* **Records about charts and figures**
···
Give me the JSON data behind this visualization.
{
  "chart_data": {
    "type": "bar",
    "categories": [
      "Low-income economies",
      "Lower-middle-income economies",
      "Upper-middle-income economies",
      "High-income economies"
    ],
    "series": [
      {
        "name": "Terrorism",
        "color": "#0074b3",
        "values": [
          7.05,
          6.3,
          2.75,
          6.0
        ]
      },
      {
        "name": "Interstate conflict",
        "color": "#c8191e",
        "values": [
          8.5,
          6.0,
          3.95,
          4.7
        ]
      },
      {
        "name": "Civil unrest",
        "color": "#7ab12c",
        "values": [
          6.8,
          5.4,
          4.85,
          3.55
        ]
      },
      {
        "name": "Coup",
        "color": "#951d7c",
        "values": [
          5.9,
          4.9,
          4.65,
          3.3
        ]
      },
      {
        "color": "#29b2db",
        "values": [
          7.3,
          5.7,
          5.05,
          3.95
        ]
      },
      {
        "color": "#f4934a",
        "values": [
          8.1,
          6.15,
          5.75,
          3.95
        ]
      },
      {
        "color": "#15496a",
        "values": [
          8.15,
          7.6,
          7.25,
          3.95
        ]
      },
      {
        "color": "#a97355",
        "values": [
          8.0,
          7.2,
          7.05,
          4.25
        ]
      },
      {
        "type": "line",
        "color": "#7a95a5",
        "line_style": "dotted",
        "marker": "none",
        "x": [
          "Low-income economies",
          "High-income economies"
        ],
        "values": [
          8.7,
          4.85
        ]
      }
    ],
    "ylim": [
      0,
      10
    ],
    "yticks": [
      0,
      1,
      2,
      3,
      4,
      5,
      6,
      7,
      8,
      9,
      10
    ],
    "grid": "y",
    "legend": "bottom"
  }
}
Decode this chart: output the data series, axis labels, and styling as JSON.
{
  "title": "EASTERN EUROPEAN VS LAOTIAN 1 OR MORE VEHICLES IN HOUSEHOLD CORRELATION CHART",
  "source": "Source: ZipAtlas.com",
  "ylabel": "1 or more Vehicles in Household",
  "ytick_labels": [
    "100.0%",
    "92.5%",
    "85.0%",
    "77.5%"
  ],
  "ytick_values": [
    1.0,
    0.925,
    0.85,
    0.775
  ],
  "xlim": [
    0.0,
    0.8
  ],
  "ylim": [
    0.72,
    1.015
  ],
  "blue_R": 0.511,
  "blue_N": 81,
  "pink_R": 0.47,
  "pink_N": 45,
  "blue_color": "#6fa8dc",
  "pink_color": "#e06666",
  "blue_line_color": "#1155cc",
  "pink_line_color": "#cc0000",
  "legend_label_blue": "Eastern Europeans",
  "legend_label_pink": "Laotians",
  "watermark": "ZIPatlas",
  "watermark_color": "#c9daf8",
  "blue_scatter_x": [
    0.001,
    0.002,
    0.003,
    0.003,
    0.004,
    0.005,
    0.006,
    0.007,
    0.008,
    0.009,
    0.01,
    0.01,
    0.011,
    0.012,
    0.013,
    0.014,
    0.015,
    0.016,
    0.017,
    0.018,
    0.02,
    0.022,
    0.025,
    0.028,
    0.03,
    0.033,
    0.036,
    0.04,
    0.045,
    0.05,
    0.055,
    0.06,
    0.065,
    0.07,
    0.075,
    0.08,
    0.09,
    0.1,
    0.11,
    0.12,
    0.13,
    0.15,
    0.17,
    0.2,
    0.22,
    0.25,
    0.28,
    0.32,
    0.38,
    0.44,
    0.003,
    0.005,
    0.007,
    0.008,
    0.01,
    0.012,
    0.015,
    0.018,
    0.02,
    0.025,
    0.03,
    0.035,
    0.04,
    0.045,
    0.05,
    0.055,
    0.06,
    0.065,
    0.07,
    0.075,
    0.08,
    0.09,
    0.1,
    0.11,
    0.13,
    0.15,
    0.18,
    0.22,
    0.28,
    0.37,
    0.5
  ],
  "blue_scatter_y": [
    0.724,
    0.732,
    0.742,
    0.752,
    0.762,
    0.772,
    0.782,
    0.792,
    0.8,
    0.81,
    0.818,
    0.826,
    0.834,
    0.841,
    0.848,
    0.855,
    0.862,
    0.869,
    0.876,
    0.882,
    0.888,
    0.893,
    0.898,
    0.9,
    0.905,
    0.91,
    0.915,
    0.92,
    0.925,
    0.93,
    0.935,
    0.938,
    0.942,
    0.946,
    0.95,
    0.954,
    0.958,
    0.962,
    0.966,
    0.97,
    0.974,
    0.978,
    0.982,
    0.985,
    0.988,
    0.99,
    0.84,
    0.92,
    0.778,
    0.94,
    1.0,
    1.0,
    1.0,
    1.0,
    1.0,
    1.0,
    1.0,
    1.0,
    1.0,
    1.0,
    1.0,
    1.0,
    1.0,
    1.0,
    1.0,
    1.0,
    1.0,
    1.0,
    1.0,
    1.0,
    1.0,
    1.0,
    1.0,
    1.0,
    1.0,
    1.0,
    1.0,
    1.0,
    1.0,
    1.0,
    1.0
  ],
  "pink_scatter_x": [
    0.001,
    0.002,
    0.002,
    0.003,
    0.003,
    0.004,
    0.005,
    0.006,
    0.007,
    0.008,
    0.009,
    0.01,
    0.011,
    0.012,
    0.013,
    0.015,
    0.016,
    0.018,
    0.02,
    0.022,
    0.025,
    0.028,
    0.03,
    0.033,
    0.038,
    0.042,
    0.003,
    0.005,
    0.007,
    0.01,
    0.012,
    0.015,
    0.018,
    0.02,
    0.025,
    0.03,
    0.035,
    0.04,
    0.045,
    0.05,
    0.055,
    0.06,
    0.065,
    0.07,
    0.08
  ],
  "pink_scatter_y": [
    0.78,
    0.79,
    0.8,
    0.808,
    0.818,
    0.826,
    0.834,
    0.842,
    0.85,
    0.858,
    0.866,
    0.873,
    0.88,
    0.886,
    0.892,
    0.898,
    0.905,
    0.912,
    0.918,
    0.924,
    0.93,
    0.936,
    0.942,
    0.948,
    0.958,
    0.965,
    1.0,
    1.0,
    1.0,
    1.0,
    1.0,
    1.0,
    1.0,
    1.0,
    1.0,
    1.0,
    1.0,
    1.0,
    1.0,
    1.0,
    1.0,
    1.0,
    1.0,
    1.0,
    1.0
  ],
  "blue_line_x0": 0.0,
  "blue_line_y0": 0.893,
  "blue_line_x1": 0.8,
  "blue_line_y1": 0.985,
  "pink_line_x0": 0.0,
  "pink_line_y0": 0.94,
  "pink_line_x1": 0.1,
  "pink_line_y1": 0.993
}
···
* **WRITTEN TASK**
Would you write down every record again, exactly?

* **FULL SOLUTION**
Give me the JSON data behind this visualization.
{
  "chart_data": {
    "type": "bar",
    "categories": [
      "Low-income economies",
      "Lower-middle-income economies",
      "Upper-middle-income economies",
      "High-income economies"
    ],
    "series": [
      {
        "name": "Terrorism",
        "color": "#0074b3",
        "values": [
          7.05,
          6.3,
          2.75,
          6.0
        ]
      },
      {
        "name": "Interstate conflict",
        "color": "#c8191e",
        "values": [
          8.5,
          6.0,
          3.95,
          4.7
        ]
      },
      {
        "name": "Civil unrest",
        "color": "#7ab12c",
        "values": [
          6.8,
          5.4,
          4.85,
          3.55
        ]
      },
      {
        "name": "Coup",
        "color": "#951d7c",
        "values": [
          5.9,
          4.9,
          4.65,
          3.3
        ]
      },
      {
        "color": "#29b2db",
        "values": [
          7.3,
          5.7,
          5.05,
          3.95
        ]
      },
      {
        "color": "#f4934a",
        "values": [
          8.1,
          6.15,
          5.75,
          3.95
        ]
      },
      {
        "color": "#15496a",
        "values": [
          8.15,
          7.6,
          7.25,
          3.95
        ]
      },
      {
        "color": "#a97355",
        "values": [
          8.0,
          7.2,
          7.05,
          4.25
        ]
      },
      {
        "type": "line",
        "color": "#7a95a5",
        "line_style": "dotted",
        "marker": "none",
        "x": [
          "Low-income economies",
          "High-income economies"
        ],
        "values": [
          8.7,
          4.85
        ]
      }
    ],
    "ylim": [
      0,
      10
    ],
    "yticks": [
      0,
      1,
      2,
      3,
      4,
      5,
      6,
      7,
      8,
      9,
      10
    ],
    "grid": "y",
    "legend": "bottom"
  }
}
Decode this chart: output the data series, axis labels, and styling as JSON.
{
  "title": "EASTERN EUROPEAN VS LAOTIAN 1 OR MORE VEHICLES IN HOUSEHOLD CORRELATION CHART",
  "source": "Source: ZipAtlas.com",
  "ylabel": "1 or more Vehicles in Household",
  "ytick_labels": [
    "100.0%",
    "92.5%",
    "85.0%",
    "77.5%"
  ],
  "ytick_values": [
    1.0,
    0.925,
    0.85,
    0.775
  ],
  "xlim": [
    0.0,
    0.8
  ],
  "ylim": [
    0.72,
    1.015
  ],
  "blue_R": 0.511,
  "blue_N": 81,
  "pink_R": 0.47,
  "pink_N": 45,
  "blue_color": "#6fa8dc",
  "pink_color": "#e06666",
  "blue_line_color": "#1155cc",
  "pink_line_color": "#cc0000",
  "legend_label_blue": "Eastern Europeans",
  "legend_label_pink": "Laotians",
  "watermark": "ZIPatlas",
  "watermark_color": "#c9daf8",
  "blue_scatter_x": [
    0.001,
    0.002,
    0.003,
    0.003,
    0.004,
    0.005,
    0.006,
    0.007,
    0.008,
    0.009,
    0.01,
    0.01,
    0.011,
    0.012,
    0.013,
    0.014,
    0.015,
    0.016,
    0.017,
    0.018,
    0.02,
    0.022,
    0.025,
    0.028,
    0.03,
    0.033,
    0.036,
    0.04,
    0.045,
    0.05,
    0.055,
    0.06,
    0.065,
    0.07,
    0.075,
    0.08,
    0.09,
    0.1,
    0.11,
    0.12,
    0.13,
    0.15,
    0.17,
    0.2,
    0.22,
    0.25,
    0.28,
    0.32,
    0.38,
    0.44,
    0.003,
    0.005,
    0.007,
    0.008,
    0.01,
    0.012,
    0.015,
    0.018,
    0.02,
    0.025,
    0.03,
    0.035,
    0.04,
    0.045,
    0.05,
    0.055,
    0.06,
    0.065,
    0.07,
    0.075,
    0.08,
    0.09,
    0.1,
    0.11,
    0.13,
    0.15,
    0.18,
    0.22,
    0.28,
    0.37,
    0.5
  ],
  "blue_scatter_y": [
    0.724,
    0.732,
    0.742,
    0.752,
    0.762,
    0.772,
    0.782,
    0.792,
    0.8,
    0.81,
    0.818,
    0.826,
    0.834,
    0.841,
    0.848,
    0.855,
    0.862,
    0.869,
    0.876,
    0.882,
    0.888,
    0.893,
    0.898,
    0.9,
    0.905,
    0.91,
    0.915,
    0.92,
    0.925,
    0.93,
    0.935,
    0.938,
    0.942,
    0.946,
    0.95,
    0.954,
    0.958,
    0.962,
    0.966,
    0.97,
    0.974,
    0.978,
    0.982,
    0.985,
    0.988,
    0.99,
    0.84,
    0.92,
    0.778,
    0.94,
    1.0,
    1.0,
    1.0,
    1.0,
    1.0,
    1.0,
    1.0,
    1.0,
    1.0,
    1.0,
    1.0,
    1.0,
    1.0,
    1.0,
    1.0,
    1.0,
    1.0,
    1.0,
    1.0,
    1.0,
    1.0,
    1.0,
    1.0,
    1.0,
    1.0,
    1.0,
    1.0,
    1.0,
    1.0,
    1.0,
    1.0
  ],
  "pink_scatter_x": [
    0.001,
    0.002,
    0.002,
    0.003,
    0.003,
    0.004,
    0.005,
    0.006,
    0.007,
    0.008,
    0.009,
    0.01,
    0.011,
    0.012,
    0.013,
    0.015,
    0.016,
    0.018,
    0.02,
    0.022,
    0.025,
    0.028,
    0.03,
    0.033,
    0.038,
    0.042,
    0.003,
    0.005,
    0.007,
    0.01,
    0.012,
    0.015,
    0.018,
    0.02,
    0.025,
    0.03,
    0.035,
    0.04,
    0.045,
    0.05,
    0.055,
    0.06,
    0.065,
    0.07,
    0.08
  ],
  "pink_scatter_y": [
    0.78,
    0.79,
    0.8,
    0.808,
    0.818,
    0.826,
    0.834,
    0.842,
    0.85,
    0.858,
    0.866,
    0.873,
    0.88,
    0.886,
    0.892,
    0.898,
    0.905,
    0.912,
    0.918,
    0.924,
    0.93,
    0.936,
    0.942,
    0.948,
    0.958,
    0.965,
    1.0,
    1.0,
    1.0,
    1.0,
    1.0,
    1.0,
    1.0,
    1.0,
    1.0,
    1.0,
    1.0,
    1.0,
    1.0,
    1.0,
    1.0,
    1.0,
    1.0,
    1.0,
    1.0
  ],
  "blue_line_x0": 0.0,
  "blue_line_y0": 0.893,
  "blue_line_x1": 0.8,
  "blue_line_y1": 0.985,
  "pink_line_x0": 0.0,
  "pink_line_y0": 0.94,
  "pink_line_x1": 0.1,
  "pink_line_y1": 0.993
}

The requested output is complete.